■ Reading text:
---
I am addicted to my cell phone.  I take it to church; does that make me a bad person?  While my paper Bible is open, I am trolling my Bible app in search of more verses to study and am taking notes to look at later.  I have my phone when I am spending time with my family; does that make me a bad sister, daughter, auntie?  I catch the most adorable moments with my addiction (I put them at the bottom of this post.)

To tear a child's work up, literally, because he was looking at his phone makes me wonder two things:  What if my boss tore up my work? What does that teach? (Because kids will learn from our actions before they ever learn from our words.) And the other question is: why are we giving tests that can be Googled?  That's not testing skills.  That's testing content. The ability to regurgitate.  Which no one can do better than Google.  I wouldn't even try.

I have been in classes where cell phones weren't an issue.  How?  Because the teacher had taught them how valuable they can be in class.  I am right now writing from my laptop and my cellphone is next to me.  Need to spell a word? "Hey, Siri, how do you spell immunoelectrophoretically? Actually, I just asked her what the hardest word to spell was.  She gave me a list of the top 10.  She's so smart.
---
■ Given information:
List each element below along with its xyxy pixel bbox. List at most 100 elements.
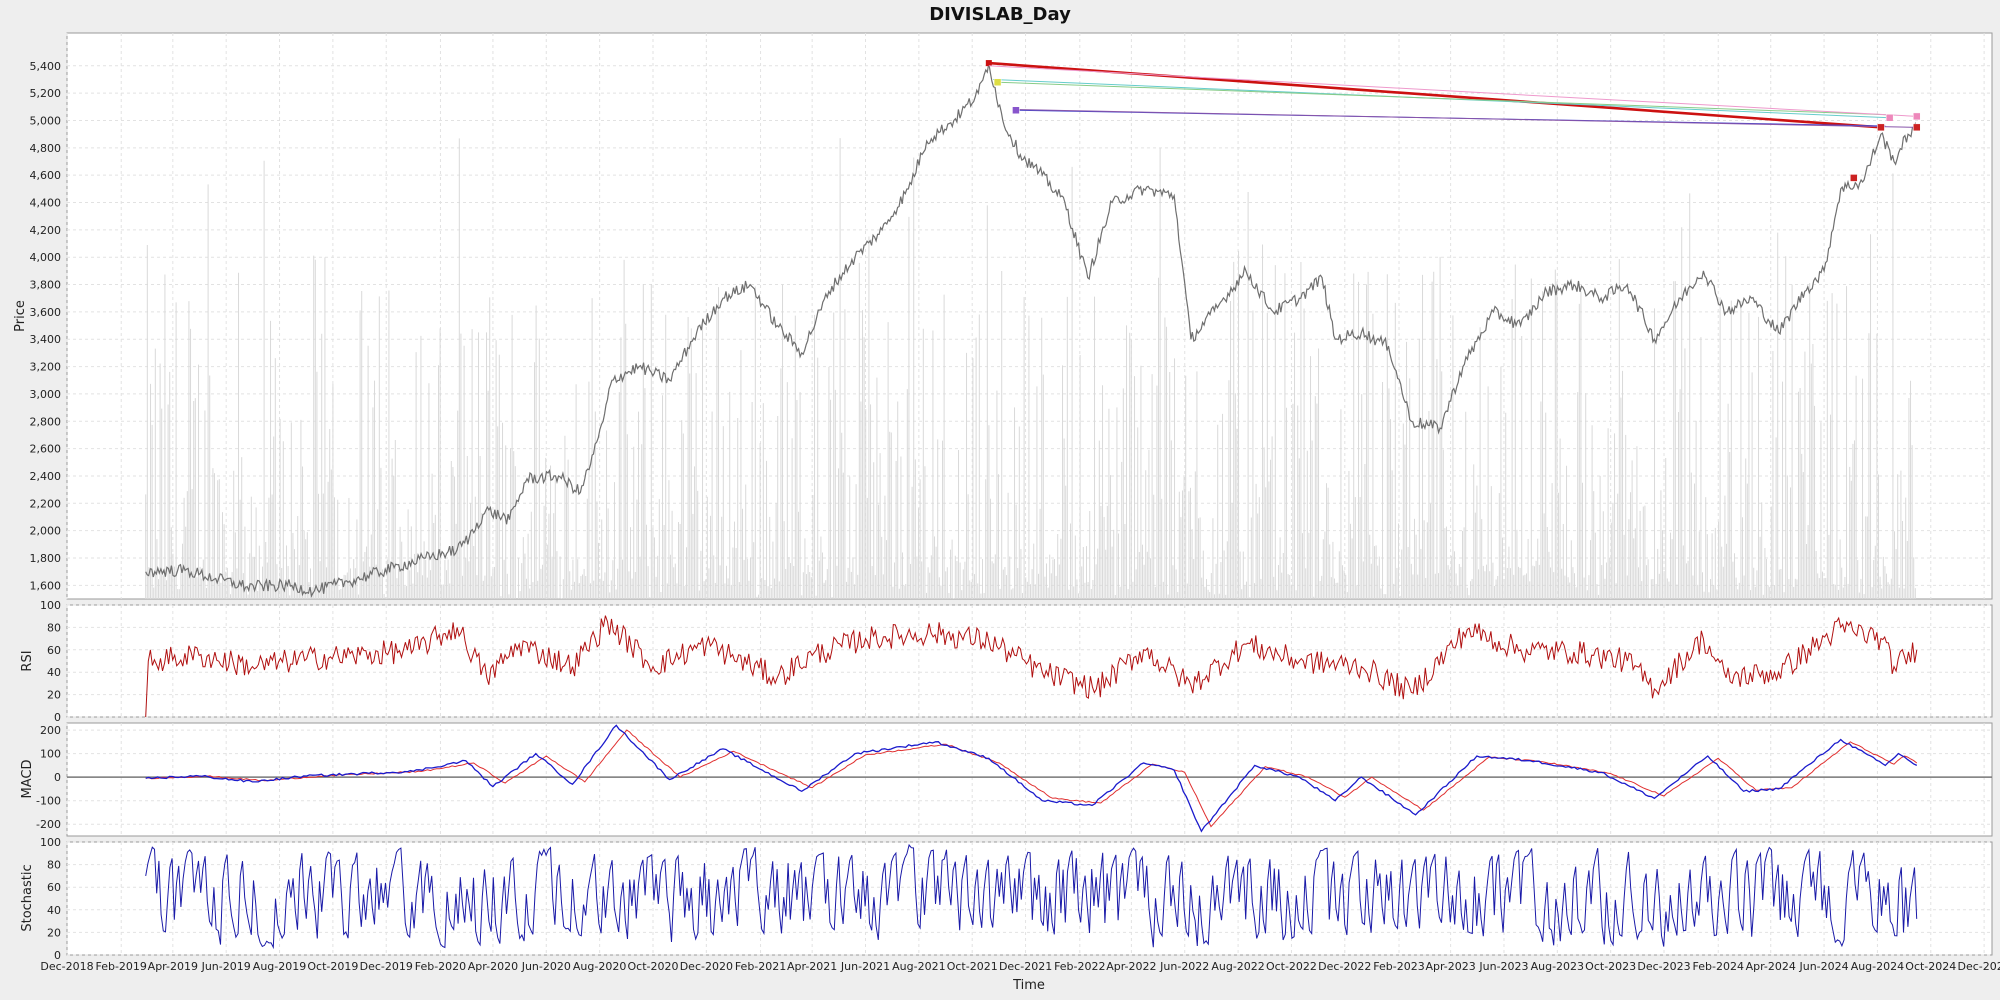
---
Echo the passage from the cell phone essay verbatim, from "I have been" up to and including "10.  She's so smart.".

■ Full answer:
I have been in classes where cell phones weren't an issue.  How?  Because the teacher had taught them how valuable they can be in class.  I am right now writing from my laptop and my cellphone is next to me.  Need to spell a word? "Hey, Siri, how do you spell immunoelectrophoretically? Actually, I just asked her what the hardest word to spell was.  She gave me a list of the top 10.  She's so smart.